- **Stated exercise**:
Write out the data again in full, exactly as it reads.

※ ※ ※

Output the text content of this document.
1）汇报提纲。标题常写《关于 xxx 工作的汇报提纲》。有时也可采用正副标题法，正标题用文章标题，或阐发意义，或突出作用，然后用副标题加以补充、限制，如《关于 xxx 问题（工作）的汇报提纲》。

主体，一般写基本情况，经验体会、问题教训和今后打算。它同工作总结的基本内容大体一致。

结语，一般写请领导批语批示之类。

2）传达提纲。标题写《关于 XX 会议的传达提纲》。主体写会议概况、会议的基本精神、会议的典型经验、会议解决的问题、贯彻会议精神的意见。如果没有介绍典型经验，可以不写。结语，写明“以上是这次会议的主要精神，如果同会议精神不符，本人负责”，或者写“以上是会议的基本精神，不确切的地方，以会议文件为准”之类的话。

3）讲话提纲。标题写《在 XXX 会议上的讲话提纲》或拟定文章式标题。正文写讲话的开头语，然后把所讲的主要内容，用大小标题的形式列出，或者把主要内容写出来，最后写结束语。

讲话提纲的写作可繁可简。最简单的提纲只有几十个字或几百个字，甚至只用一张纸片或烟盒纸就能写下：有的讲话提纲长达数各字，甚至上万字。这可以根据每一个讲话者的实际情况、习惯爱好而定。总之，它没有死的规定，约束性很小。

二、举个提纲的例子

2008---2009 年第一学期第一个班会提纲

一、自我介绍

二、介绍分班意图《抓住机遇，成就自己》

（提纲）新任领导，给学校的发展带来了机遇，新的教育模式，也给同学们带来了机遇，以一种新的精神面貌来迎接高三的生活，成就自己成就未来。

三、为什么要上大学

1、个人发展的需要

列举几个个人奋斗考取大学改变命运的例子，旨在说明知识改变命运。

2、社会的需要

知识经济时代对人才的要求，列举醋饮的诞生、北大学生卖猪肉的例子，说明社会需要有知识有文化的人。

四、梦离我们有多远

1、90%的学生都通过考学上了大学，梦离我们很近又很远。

※ ※ ※

- **Result**:
Output the text content of this document.
1）汇报提纲。标题常写《关于 xxx 工作的汇报提纲》。有时也可采用正副标题法，正标题用文章标题，或阐发意义，或突出作用，然后用副标题加以补充、限制，如《关于 xxx 问题（工作）的汇报提纲》。

主体，一般写基本情况，经验体会、问题教训和今后打算。它同工作总结的基本内容大体一致。

结语，一般写请领导批语批示之类。

2）传达提纲。标题写《关于 XX 会议的传达提纲》。主体写会议概况、会议的基本精神、会议的典型经验、会议解决的问题、贯彻会议精神的意见。如果没有介绍典型经验，可以不写。结语，写明“以上是这次会议的主要精神，如果同会议精神不符，本人负责”，或者写“以上是会议的基本精神，不确切的地方，以会议文件为准”之类的话。

3）讲话提纲。标题写《在 XXX 会议上的讲话提纲》或拟定文章式标题。正文写讲话的开头语，然后把所讲的主要内容，用大小标题的形式列出，或者把主要内容写出来，最后写结束语。

讲话提纲的写作可繁可简。最简单的提纲只有几十个字或几百个字，甚至只用一张纸片或烟盒纸就能写下：有的讲话提纲长达数各字，甚至上万字。这可以根据每一个讲话者的实际情况、习惯爱好而定。总之，它没有死的规定，约束性很小。

二、举个提纲的例子

2008---2009 年第一学期第一个班会提纲

一、自我介绍

二、介绍分班意图《抓住机遇，成就自己》

（提纲）新任领导，给学校的发展带来了机遇，新的教育模式，也给同学们带来了机遇，以一种新的精神面貌来迎接高三的生活，成就自己成就未来。

三、为什么要上大学

1、个人发展的需要

列举几个个人奋斗考取大学改变命运的例子，旨在说明知识改变命运。

2、社会的需要

知识经济时代对人才的要求，列举醋饮的诞生、北大学生卖猪肉的例子，说明社会需要有知识有文化的人。

四、梦离我们有多远

1、90%的学生都通过考学上了大学，梦离我们很近又很远。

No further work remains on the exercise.